Material for the task:
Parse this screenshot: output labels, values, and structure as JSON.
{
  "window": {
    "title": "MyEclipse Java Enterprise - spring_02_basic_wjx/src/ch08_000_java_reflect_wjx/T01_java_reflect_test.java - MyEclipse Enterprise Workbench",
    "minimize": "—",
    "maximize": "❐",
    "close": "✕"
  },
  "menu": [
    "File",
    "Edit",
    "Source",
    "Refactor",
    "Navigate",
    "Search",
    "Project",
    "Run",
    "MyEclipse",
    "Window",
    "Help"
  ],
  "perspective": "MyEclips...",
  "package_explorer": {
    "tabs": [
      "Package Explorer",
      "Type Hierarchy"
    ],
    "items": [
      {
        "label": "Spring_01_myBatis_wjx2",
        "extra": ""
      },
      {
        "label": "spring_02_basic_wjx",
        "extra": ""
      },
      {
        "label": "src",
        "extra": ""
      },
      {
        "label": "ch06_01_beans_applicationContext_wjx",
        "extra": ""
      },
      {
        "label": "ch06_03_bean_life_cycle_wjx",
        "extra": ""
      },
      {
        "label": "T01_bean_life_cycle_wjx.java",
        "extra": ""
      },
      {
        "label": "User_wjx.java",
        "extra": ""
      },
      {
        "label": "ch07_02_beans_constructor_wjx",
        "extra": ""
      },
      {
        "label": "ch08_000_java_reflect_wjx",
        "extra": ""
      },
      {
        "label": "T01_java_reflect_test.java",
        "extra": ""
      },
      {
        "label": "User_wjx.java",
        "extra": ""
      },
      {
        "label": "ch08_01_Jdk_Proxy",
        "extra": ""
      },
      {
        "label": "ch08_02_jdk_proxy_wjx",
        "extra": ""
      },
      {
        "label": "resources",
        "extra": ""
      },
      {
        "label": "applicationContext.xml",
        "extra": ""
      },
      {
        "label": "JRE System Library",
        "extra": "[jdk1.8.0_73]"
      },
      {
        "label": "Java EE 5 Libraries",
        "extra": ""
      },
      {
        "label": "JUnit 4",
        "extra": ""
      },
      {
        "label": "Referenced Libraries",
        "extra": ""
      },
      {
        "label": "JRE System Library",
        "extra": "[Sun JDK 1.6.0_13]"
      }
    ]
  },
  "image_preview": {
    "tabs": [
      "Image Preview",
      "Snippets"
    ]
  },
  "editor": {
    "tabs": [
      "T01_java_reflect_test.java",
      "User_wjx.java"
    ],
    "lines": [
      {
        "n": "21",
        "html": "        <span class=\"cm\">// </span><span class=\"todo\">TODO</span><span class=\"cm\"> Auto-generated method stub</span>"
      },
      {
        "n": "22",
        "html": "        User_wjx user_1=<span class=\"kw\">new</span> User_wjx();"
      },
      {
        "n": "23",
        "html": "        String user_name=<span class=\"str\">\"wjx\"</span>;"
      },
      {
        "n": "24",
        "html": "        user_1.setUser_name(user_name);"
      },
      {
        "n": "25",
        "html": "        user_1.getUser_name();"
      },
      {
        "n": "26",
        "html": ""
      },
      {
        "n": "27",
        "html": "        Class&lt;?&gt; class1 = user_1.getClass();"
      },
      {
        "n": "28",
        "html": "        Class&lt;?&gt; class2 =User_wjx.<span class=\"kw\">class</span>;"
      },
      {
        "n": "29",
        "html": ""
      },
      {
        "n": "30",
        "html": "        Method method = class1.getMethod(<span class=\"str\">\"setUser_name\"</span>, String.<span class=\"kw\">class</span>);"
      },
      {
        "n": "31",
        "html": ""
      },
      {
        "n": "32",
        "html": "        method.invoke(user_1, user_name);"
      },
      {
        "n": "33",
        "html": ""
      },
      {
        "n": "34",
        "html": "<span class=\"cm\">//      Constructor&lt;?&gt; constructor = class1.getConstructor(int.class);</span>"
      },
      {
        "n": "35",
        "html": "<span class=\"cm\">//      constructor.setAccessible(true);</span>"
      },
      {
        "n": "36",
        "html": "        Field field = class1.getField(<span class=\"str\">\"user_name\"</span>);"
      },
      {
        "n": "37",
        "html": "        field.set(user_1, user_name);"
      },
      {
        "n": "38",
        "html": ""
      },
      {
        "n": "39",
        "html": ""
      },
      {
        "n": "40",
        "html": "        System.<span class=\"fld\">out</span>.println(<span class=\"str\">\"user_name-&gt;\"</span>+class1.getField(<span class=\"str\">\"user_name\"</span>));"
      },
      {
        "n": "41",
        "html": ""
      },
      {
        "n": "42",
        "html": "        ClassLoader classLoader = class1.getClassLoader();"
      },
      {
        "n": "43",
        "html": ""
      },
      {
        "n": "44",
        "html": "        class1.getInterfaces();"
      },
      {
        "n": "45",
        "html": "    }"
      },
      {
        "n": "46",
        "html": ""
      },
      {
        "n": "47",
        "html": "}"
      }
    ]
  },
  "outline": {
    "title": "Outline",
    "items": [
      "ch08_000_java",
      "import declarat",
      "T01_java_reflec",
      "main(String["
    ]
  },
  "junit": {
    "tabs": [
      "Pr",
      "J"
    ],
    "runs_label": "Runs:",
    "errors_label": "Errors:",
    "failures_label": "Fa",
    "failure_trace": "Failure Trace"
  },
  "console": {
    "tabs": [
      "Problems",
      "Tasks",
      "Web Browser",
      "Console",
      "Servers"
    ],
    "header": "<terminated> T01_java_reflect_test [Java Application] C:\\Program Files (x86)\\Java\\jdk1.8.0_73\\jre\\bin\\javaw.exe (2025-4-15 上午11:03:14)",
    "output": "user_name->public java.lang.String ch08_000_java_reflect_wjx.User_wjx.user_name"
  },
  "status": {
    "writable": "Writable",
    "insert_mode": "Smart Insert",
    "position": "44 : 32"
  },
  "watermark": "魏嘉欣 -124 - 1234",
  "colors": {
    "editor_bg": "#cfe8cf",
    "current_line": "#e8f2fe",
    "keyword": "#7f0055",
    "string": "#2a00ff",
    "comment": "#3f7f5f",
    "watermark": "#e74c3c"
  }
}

Goal: Output every line above without altering anything.

Solved problem:
Parse this screenshot: output labels, values, and structure as JSON.
{
  "window": {
    "title": "MyEclipse Java Enterprise - spring_02_basic_wjx/src/ch08_000_java_reflect_wjx/T01_java_reflect_test.java - MyEclipse Enterprise Workbench",
    "minimize": "—",
    "maximize": "❐",
    "close": "✕"
  },
  "menu": [
    "File",
    "Edit",
    "Source",
    "Refactor",
    "Navigate",
    "Search",
    "Project",
    "Run",
    "MyEclipse",
    "Window",
    "Help"
  ],
  "perspective": "MyEclips...",
  "package_explorer": {
    "tabs": [
      "Package Explorer",
      "Type Hierarchy"
    ],
    "items": [
      {
        "label": "Spring_01_myBatis_wjx2",
        "extra": ""
      },
      {
        "label": "spring_02_basic_wjx",
        "extra": ""
      },
      {
        "label": "src",
        "extra": ""
      },
      {
        "label": "ch06_01_beans_applicationContext_wjx",
        "extra": ""
      },
      {
        "label": "ch06_03_bean_life_cycle_wjx",
        "extra": ""
      },
      {
        "label": "T01_bean_life_cycle_wjx.java",
        "extra": ""
      },
      {
        "label": "User_wjx.java",
        "extra": ""
      },
      {
        "label": "ch07_02_beans_constructor_wjx",
        "extra": ""
      },
      {
        "label": "ch08_000_java_reflect_wjx",
        "extra": ""
      },
      {
        "label": "T01_java_reflect_test.java",
        "extra": ""
      },
      {
        "label": "User_wjx.java",
        "extra": ""
      },
      {
        "label": "ch08_01_Jdk_Proxy",
        "extra": ""
      },
      {
        "label": "ch08_02_jdk_proxy_wjx",
        "extra": ""
      },
      {
        "label": "resources",
        "extra": ""
      },
      {
        "label": "applicationContext.xml",
        "extra": ""
      },
      {
        "label": "JRE System Library",
        "extra": "[jdk1.8.0_73]"
      },
      {
        "label": "Java EE 5 Libraries",
        "extra": ""
      },
      {
        "label": "JUnit 4",
        "extra": ""
      },
      {
        "label": "Referenced Libraries",
        "extra": ""
      },
      {
        "label": "JRE System Library",
        "extra": "[Sun JDK 1.6.0_13]"
      }
    ]
  },
  "image_preview": {
    "tabs": [
      "Image Preview",
      "Snippets"
    ]
  },
  "editor": {
    "tabs": [
      "T01_java_reflect_test.java",
      "User_wjx.java"
    ],
    "lines": [
      {
        "n": "21",
        "html": "        <span class=\"cm\">// </span><span class=\"todo\">TODO</span><span class=\"cm\"> Auto-generated method stub</span>"
      },
      {
        "n": "22",
        "html": "        User_wjx user_1=<span class=\"kw\">new</span> User_wjx();"
      },
      {
        "n": "23",
        "html": "        String user_name=<span class=\"str\">\"wjx\"</span>;"
      },
      {
        "n": "24",
        "html": "        user_1.setUser_name(user_name);"
      },
      {
        "n": "25",
        "html": "        user_1.getUser_name();"
      },
      {
        "n": "26",
        "html": ""
      },
      {
        "n": "27",
        "html": "        Class&lt;?&gt; class1 = user_1.getClass();"
      },
      {
        "n": "28",
        "html": "        Class&lt;?&gt; class2 =User_wjx.<span class=\"kw\">class</span>;"
      },
      {
        "n": "29",
        "html": ""
      },
      {
        "n": "30",
        "html": "        Method method = class1.getMethod(<span class=\"str\">\"setUser_name\"</span>, String.<span class=\"kw\">class</span>);"
      },
      {
        "n": "31",
        "html": ""
      },
      {
        "n": "32",
        "html": "        method.invoke(user_1, user_name);"
      },
      {
        "n": "33",
        "html": ""
      },
      {
        "n": "34",
        "html": "<span class=\"cm\">//      Constructor&lt;?&gt; constructor = class1.getConstructor(int.class);</span>"
      },
      {
        "n": "35",
        "html": "<span class=\"cm\">//      constructor.setAccessible(true);</span>"
      },
      {
        "n": "36",
        "html": "        Field field = class1.getField(<span class=\"str\">\"user_name\"</span>);"
      },
      {
        "n": "37",
        "html": "        field.set(user_1, user_name);"
      },
      {
        "n": "38",
        "html": ""
      },
      {
        "n": "39",
        "html": ""
      },
      {
        "n": "40",
        "html": "        System.<span class=\"fld\">out</span>.println(<span class=\"str\">\"user_name-&gt;\"</span>+class1.getField(<span class=\"str\">\"user_name\"</span>));"
      },
      {
        "n": "41",
        "html": ""
      },
      {
        "n": "42",
        "html": "        ClassLoader classLoader = class1.getClassLoader();"
      },
      {
        "n": "43",
        "html": ""
      },
      {
        "n": "44",
        "html": "        class1.getInterfaces();"
      },
      {
        "n": "45",
        "html": "    }"
      },
      {
        "n": "46",
        "html": ""
      },
      {
        "n": "47",
        "html": "}"
      }
    ]
  },
  "outline": {
    "title": "Outline",
    "items": [
      "ch08_000_java",
      "import declarat",
      "T01_java_reflec",
      "main(String["
    ]
  },
  "junit": {
    "tabs": [
      "Pr",
      "J"
    ],
    "runs_label": "Runs:",
    "errors_label": "Errors:",
    "failures_label": "Fa",
    "failure_trace": "Failure Trace"
  },
  "console": {
    "tabs": [
      "Problems",
      "Tasks",
      "Web Browser",
      "Console",
      "Servers"
    ],
    "header": "<terminated> T01_java_reflect_test [Java Application] C:\\Program Files (x86)\\Java\\jdk1.8.0_73\\jre\\bin\\javaw.exe (2025-4-15 上午11:03:14)",
    "output": "user_name->public java.lang.String ch08_000_java_reflect_wjx.User_wjx.user_name"
  },
  "status": {
    "writable": "Writable",
    "insert_mode": "Smart Insert",
    "position": "44 : 32"
  },
  "watermark": "魏嘉欣 -124 - 1234",
  "colors": {
    "editor_bg": "#cfe8cf",
    "current_line": "#e8f2fe",
    "keyword": "#7f0055",
    "string": "#2a00ff",
    "comment": "#3f7f5f",
    "watermark": "#e74c3c"
  }
}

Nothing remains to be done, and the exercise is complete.